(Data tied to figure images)

*-*-*

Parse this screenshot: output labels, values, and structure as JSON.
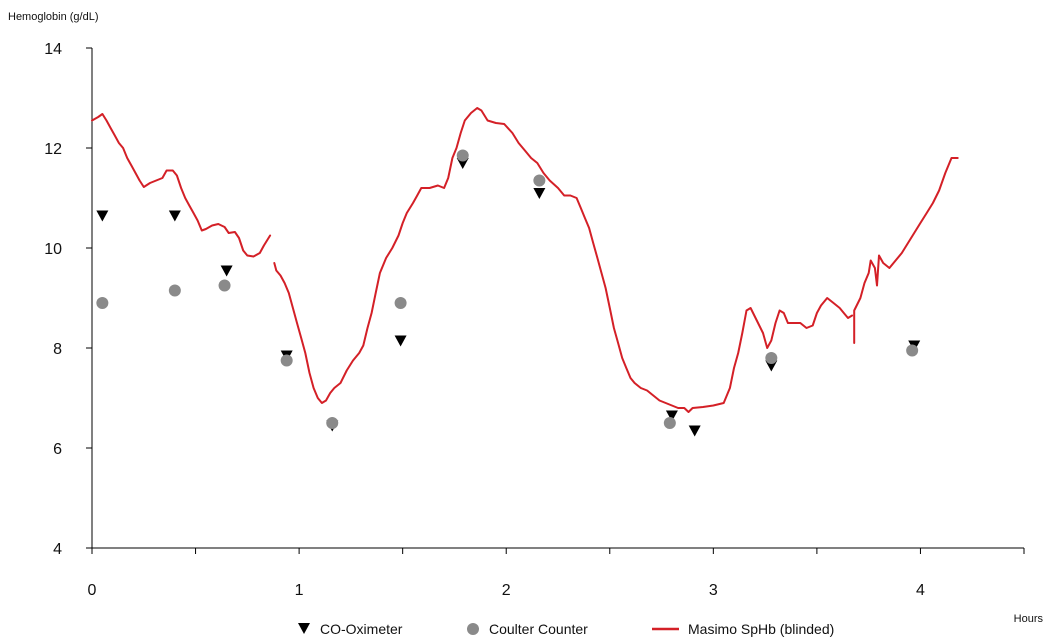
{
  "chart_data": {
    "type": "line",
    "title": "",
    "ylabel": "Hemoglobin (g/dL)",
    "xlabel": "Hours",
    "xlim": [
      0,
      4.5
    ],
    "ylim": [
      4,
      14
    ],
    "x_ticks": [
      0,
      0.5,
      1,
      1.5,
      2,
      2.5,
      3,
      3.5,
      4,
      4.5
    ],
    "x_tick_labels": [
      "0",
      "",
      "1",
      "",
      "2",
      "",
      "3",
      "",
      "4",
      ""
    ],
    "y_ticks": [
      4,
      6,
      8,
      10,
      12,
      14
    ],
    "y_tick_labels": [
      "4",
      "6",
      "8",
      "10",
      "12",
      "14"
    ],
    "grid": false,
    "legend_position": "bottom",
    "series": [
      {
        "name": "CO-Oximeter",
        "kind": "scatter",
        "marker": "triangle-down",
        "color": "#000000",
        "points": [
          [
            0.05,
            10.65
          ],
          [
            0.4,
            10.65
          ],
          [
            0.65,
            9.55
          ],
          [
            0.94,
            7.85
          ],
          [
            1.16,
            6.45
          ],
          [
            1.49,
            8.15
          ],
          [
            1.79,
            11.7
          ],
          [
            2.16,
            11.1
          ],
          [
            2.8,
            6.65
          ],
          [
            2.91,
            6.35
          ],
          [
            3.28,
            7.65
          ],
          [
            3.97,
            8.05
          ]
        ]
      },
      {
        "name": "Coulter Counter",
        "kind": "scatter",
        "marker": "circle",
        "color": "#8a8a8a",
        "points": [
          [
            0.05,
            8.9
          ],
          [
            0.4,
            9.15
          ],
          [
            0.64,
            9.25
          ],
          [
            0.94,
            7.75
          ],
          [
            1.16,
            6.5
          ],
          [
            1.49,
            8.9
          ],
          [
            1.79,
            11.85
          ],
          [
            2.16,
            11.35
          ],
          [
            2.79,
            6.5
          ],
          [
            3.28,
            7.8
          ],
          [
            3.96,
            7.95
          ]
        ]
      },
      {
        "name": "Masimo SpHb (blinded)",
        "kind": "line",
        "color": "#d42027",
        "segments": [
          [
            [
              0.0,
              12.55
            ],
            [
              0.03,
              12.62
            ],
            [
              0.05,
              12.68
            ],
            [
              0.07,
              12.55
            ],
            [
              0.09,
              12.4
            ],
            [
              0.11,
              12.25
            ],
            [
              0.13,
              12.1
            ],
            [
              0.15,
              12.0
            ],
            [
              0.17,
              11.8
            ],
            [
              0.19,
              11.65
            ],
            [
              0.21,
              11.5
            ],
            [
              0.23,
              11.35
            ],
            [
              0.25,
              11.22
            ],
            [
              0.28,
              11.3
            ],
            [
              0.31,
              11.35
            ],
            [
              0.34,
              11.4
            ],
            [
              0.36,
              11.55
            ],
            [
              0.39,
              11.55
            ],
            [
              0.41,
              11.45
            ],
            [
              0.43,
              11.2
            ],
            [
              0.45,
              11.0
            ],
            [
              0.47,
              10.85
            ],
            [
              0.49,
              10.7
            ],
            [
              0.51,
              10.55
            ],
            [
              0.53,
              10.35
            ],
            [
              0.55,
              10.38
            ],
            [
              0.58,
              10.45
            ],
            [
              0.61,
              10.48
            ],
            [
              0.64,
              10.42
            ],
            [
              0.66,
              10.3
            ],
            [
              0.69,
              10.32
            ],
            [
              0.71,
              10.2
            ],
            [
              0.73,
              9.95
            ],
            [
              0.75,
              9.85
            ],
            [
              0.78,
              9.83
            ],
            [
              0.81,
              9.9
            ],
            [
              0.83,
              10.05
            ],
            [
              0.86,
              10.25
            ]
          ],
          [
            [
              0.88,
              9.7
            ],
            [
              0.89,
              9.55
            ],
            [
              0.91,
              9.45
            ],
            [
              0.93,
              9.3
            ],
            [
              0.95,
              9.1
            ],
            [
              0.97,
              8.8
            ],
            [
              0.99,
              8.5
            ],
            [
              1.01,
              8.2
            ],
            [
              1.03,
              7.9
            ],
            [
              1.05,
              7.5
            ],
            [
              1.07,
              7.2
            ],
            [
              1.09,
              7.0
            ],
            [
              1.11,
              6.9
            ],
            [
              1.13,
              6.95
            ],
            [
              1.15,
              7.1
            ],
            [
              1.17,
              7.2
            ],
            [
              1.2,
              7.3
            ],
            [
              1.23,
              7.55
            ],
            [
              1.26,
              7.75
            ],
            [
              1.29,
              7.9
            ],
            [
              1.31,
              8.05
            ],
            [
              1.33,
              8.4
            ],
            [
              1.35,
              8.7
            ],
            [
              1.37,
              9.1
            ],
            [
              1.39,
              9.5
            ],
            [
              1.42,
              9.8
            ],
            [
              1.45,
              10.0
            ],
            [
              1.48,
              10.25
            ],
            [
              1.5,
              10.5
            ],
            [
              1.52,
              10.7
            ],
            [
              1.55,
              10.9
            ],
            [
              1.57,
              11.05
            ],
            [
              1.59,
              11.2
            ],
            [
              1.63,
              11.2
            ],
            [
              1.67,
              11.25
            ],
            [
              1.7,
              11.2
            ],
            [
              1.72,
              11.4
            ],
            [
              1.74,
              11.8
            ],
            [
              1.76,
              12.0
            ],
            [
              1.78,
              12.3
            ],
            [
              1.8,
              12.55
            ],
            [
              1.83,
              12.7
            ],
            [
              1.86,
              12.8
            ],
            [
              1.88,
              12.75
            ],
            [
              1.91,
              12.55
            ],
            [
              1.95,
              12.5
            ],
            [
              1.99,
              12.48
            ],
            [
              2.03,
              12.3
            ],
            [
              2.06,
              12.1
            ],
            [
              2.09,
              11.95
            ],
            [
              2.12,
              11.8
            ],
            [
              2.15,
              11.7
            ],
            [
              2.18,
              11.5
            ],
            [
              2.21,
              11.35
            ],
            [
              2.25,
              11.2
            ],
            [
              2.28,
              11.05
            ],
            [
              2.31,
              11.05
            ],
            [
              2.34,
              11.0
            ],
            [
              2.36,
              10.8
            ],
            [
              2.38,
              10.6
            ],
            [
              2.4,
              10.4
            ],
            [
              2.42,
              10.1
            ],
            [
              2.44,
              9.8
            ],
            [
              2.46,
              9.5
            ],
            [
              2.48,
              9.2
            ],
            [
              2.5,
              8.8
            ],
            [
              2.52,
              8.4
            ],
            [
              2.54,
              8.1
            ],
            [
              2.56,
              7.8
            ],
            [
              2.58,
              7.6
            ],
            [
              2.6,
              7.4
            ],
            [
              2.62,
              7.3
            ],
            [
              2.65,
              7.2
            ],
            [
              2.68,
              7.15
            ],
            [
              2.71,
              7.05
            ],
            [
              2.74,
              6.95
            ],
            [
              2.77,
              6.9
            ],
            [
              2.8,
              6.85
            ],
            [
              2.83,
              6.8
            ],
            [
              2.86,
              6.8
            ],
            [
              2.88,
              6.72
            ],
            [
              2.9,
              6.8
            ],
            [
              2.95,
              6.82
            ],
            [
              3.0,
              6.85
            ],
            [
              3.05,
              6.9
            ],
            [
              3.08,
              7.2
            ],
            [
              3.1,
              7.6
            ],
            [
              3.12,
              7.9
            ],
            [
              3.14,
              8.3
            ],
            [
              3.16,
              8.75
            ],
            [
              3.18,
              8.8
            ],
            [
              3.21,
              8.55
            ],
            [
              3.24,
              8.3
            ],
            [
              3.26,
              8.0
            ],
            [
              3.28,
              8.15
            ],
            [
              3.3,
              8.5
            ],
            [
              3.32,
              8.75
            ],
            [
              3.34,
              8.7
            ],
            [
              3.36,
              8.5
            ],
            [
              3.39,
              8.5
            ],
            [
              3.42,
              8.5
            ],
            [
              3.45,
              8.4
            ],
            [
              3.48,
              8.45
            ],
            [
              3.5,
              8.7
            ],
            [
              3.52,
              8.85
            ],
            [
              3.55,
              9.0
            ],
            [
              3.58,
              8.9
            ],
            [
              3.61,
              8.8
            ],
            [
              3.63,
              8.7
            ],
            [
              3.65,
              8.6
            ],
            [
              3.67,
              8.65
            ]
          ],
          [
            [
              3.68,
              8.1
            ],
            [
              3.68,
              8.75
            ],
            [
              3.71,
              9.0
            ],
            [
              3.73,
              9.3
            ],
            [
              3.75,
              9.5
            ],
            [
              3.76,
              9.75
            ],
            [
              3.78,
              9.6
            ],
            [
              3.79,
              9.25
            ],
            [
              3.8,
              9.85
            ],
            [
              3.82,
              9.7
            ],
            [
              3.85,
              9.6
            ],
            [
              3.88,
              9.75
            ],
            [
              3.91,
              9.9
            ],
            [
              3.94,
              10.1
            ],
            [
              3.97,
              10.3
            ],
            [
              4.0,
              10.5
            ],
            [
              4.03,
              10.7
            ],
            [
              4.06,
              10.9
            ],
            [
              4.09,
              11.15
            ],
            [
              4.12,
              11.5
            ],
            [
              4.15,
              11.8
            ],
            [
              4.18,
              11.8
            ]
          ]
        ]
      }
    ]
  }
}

*-*-*

■ **REQUIREMENTS**: Within the listing above, copy each line that has the string "color".

■ **WORKED ANSWER**:
        "color": "#000000",
        "color": "#8a8a8a",
        "color": "#d42027",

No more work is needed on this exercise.